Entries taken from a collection
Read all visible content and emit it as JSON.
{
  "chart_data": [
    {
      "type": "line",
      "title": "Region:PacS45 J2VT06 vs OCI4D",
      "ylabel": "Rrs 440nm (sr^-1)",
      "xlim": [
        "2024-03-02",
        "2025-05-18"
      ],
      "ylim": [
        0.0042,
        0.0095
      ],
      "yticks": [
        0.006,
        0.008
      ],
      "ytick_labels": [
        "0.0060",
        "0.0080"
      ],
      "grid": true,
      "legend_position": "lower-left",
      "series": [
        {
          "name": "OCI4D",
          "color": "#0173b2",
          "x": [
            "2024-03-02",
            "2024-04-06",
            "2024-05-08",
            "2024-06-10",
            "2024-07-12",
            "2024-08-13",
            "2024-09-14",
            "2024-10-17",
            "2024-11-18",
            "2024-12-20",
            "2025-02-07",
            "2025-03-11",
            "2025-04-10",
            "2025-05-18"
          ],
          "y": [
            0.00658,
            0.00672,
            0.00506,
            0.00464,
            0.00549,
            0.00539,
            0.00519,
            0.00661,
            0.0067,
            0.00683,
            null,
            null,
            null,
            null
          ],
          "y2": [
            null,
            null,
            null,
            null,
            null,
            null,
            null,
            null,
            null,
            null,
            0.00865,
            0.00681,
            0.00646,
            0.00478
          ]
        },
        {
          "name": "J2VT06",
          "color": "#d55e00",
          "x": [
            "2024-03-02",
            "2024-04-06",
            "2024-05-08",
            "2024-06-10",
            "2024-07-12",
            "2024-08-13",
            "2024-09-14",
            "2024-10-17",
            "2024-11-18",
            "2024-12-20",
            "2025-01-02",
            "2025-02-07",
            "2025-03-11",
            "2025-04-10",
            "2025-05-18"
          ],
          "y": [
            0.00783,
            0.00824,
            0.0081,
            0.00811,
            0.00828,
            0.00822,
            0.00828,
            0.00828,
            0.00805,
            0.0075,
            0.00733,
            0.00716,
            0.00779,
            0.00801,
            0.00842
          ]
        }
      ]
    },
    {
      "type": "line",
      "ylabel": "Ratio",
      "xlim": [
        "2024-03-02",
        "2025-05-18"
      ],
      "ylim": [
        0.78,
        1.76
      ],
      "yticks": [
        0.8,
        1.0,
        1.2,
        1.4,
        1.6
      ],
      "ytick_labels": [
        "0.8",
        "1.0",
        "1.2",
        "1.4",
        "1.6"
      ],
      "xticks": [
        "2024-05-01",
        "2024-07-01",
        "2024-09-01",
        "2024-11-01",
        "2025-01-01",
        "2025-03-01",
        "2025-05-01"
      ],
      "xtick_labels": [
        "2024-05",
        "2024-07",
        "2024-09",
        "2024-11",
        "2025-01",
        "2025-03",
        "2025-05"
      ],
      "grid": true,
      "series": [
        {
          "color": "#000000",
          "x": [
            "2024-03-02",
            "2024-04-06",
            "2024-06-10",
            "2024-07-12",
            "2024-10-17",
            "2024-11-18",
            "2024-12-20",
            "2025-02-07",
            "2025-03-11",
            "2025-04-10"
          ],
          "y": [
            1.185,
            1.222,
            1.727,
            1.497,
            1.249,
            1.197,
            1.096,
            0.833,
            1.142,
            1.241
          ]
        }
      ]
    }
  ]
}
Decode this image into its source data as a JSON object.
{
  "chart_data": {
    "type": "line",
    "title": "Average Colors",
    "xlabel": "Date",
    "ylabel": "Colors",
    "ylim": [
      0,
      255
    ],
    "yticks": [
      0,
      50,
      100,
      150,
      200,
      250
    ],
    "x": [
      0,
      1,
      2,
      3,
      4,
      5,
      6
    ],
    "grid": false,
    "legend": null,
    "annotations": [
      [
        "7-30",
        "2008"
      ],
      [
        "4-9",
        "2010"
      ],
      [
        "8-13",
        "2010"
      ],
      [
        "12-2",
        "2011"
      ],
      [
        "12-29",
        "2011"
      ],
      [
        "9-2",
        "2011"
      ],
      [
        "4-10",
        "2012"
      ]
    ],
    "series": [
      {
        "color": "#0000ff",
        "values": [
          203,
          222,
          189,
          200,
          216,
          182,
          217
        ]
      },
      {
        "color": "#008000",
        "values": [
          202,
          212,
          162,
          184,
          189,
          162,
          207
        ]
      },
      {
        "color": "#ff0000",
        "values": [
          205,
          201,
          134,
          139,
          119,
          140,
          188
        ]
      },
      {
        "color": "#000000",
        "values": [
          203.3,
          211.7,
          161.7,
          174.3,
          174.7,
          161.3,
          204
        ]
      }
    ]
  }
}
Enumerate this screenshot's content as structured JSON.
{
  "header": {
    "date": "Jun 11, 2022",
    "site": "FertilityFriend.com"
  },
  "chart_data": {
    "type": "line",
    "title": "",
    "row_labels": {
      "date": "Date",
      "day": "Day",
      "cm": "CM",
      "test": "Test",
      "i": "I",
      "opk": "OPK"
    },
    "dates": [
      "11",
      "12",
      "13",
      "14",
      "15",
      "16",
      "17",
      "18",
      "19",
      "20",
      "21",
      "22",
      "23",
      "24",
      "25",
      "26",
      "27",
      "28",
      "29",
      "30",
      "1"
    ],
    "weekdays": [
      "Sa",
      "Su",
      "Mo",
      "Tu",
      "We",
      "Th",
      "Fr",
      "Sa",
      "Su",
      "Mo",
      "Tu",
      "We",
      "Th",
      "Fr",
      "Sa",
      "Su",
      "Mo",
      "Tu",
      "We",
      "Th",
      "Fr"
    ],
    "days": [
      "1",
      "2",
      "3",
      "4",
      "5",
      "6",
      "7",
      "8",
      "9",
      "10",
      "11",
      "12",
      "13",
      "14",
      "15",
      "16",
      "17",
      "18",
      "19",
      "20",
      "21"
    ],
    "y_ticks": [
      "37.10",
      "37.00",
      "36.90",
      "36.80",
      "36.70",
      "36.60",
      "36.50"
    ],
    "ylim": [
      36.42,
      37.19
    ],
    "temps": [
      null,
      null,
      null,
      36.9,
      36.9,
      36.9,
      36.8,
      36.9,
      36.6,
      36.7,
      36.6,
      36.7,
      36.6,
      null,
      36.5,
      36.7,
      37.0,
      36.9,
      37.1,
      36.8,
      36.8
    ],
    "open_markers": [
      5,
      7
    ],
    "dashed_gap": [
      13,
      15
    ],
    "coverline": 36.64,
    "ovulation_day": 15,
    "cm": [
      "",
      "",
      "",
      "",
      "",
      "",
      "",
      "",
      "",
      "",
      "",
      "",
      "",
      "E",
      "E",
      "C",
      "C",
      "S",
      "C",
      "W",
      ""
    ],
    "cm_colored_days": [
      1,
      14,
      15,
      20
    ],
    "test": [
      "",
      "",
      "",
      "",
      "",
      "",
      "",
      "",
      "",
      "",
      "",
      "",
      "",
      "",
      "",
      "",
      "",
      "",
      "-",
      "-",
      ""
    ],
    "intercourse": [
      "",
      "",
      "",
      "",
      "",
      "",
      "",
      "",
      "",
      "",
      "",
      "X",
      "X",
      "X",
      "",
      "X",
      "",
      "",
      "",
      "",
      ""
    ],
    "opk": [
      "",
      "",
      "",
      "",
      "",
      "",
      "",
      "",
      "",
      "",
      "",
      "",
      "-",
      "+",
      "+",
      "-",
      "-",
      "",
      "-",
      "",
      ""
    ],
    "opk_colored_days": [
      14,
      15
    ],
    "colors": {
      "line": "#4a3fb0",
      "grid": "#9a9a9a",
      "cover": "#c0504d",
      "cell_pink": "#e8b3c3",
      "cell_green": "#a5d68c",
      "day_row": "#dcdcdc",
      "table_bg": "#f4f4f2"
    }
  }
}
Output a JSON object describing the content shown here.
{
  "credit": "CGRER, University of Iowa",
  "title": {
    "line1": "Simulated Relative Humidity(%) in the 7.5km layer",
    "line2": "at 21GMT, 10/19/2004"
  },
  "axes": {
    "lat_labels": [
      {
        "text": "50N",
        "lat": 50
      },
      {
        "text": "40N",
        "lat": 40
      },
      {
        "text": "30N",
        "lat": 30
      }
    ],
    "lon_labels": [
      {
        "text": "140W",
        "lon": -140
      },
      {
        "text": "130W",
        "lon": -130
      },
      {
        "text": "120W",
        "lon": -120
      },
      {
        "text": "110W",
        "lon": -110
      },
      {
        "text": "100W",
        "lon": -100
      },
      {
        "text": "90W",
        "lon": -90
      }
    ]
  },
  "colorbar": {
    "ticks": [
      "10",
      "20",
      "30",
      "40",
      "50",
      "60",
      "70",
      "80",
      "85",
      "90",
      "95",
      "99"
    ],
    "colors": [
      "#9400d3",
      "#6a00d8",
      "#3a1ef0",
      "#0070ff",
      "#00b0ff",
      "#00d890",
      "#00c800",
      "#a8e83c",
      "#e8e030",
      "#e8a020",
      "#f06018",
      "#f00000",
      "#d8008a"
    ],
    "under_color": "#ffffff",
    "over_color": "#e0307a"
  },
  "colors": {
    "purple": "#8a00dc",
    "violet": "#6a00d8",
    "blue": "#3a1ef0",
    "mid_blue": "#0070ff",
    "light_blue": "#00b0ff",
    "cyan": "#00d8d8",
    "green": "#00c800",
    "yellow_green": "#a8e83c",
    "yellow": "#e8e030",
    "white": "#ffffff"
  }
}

## Required work
Where a line contains the string "this", extract that line.

## Finished answer
Decode this image into its source data as a JSON object.
Enumerate this screenshot's content as structured JSON.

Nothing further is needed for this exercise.